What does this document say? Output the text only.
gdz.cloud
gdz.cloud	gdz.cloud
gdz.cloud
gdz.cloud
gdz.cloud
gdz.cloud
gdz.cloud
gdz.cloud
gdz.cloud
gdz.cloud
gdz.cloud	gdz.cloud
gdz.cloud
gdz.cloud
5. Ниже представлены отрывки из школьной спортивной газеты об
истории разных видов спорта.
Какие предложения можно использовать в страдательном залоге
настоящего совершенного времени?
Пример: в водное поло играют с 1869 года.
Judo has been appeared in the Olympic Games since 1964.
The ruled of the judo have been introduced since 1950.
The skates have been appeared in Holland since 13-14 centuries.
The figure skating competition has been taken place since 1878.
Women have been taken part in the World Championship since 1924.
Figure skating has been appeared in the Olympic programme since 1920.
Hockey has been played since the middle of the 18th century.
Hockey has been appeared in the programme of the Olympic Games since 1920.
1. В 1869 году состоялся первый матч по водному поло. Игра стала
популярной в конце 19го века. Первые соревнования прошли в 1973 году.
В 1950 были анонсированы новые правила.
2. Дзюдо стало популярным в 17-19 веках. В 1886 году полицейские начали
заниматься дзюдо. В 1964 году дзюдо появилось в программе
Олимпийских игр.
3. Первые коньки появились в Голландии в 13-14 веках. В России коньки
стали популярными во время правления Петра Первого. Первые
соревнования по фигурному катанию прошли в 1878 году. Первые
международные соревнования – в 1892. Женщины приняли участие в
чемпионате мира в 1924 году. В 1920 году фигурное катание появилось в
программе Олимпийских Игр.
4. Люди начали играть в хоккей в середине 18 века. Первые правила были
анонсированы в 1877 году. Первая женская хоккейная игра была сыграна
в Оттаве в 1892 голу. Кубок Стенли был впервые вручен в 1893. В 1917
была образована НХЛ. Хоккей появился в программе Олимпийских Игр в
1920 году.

EXERCISE – Respond with the number of lines containing "веках" and no additional words.

SOLUTION FOR THIS EXERCISE – 2